# SOURCE MATERIAL start

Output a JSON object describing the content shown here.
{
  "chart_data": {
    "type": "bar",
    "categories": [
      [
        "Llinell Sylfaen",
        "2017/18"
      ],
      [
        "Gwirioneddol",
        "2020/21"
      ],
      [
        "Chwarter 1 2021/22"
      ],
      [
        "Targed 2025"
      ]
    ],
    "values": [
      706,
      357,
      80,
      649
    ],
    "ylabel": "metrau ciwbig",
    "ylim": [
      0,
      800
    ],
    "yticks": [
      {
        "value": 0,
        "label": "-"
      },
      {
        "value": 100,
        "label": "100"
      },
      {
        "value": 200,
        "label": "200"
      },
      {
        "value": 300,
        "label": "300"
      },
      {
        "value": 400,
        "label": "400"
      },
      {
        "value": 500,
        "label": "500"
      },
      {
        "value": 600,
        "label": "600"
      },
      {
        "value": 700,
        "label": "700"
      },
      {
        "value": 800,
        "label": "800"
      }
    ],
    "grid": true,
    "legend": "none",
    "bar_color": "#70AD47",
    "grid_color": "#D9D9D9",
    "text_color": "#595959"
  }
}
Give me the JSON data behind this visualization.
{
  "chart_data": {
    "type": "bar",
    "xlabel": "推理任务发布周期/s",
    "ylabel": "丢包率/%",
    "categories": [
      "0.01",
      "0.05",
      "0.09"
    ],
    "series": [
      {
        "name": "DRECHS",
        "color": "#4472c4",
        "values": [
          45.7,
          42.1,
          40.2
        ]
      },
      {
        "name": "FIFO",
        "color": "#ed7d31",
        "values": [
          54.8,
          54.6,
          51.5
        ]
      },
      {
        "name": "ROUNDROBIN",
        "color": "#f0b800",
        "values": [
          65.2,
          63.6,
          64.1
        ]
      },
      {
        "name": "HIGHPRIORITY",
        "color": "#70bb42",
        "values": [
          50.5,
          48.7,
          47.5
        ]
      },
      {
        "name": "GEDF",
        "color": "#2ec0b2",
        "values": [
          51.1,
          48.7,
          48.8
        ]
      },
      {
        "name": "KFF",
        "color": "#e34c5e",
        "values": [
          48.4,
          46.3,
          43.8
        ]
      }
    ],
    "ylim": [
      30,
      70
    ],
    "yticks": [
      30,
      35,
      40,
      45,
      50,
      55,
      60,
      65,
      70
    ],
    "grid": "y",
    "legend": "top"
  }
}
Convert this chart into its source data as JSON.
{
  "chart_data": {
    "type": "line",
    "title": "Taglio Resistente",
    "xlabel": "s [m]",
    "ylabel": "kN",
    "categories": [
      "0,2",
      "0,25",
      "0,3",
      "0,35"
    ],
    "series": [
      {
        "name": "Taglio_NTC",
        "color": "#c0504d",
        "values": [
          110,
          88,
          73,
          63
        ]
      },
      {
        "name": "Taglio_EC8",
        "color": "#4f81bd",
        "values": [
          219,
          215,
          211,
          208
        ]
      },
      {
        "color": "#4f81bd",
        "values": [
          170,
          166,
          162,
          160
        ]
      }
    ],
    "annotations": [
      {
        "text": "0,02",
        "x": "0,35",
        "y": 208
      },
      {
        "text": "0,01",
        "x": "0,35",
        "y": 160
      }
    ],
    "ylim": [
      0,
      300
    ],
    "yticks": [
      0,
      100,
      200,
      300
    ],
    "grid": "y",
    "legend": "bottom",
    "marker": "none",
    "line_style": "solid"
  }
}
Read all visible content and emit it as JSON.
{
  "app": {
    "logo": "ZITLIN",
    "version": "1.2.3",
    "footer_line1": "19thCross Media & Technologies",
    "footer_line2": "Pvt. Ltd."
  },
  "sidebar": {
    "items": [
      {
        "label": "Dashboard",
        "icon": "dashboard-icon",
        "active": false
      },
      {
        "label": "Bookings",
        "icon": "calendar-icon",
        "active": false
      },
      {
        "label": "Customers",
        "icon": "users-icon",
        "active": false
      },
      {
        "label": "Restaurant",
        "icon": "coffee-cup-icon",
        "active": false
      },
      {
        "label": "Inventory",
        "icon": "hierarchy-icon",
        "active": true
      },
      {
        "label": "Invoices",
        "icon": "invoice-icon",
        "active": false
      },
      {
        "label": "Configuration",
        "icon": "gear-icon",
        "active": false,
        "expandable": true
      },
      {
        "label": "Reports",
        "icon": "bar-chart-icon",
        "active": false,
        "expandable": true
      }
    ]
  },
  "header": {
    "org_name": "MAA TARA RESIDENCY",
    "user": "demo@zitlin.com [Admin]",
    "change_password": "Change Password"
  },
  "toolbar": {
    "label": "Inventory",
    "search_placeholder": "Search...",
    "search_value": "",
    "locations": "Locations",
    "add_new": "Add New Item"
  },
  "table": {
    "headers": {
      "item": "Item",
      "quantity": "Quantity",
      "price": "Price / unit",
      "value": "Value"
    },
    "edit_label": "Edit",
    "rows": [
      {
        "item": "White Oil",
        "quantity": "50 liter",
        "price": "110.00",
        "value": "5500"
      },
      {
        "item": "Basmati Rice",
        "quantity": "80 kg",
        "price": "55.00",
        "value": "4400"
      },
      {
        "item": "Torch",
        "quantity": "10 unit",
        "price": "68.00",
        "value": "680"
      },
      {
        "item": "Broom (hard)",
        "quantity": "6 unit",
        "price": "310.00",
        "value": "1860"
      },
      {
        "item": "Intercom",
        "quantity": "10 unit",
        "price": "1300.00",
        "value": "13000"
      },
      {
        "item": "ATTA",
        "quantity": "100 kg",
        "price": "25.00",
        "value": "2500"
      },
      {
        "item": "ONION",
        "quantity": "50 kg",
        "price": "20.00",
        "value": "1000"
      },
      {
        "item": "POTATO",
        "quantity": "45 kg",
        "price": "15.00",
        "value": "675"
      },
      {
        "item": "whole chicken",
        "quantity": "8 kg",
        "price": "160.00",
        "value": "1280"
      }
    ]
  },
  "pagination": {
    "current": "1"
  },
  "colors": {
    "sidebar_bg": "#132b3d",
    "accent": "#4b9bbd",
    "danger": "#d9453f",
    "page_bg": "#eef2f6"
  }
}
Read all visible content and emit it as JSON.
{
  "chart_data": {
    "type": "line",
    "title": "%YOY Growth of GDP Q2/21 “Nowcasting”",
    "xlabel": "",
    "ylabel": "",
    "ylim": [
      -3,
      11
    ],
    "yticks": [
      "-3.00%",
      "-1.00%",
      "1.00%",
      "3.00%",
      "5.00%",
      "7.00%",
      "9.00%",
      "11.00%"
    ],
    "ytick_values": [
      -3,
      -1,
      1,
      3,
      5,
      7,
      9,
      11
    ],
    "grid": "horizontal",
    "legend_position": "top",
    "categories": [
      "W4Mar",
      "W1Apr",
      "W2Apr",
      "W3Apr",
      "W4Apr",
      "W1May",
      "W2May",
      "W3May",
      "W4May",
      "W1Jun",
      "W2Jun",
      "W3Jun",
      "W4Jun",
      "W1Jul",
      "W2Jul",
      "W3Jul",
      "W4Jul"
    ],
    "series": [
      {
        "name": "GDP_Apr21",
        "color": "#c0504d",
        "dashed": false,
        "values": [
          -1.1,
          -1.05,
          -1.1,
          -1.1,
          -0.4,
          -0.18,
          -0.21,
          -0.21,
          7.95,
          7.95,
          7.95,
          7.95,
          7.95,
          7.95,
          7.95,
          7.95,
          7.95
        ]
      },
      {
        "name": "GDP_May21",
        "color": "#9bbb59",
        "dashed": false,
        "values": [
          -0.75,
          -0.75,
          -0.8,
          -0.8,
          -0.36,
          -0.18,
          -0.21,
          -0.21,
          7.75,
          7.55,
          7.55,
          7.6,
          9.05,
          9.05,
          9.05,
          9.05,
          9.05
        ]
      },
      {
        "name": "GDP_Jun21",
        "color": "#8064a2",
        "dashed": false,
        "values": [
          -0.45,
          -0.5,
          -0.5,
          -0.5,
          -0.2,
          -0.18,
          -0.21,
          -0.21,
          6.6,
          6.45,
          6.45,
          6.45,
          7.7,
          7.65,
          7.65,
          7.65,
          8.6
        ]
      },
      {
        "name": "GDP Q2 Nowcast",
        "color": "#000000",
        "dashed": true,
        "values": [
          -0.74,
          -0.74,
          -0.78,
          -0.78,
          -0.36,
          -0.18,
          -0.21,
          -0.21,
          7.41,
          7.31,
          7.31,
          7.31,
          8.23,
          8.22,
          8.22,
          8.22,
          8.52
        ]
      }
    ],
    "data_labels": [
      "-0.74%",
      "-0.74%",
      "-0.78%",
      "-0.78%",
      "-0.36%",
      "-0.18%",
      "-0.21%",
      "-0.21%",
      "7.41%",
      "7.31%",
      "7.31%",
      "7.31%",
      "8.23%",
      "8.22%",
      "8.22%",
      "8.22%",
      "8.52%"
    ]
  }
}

# SOURCE MATERIAL end

## SHORT TASK
Among the entries above, how many lines hold the word "ylabel"? Reply with only that number.

## ANSWER BELOW
4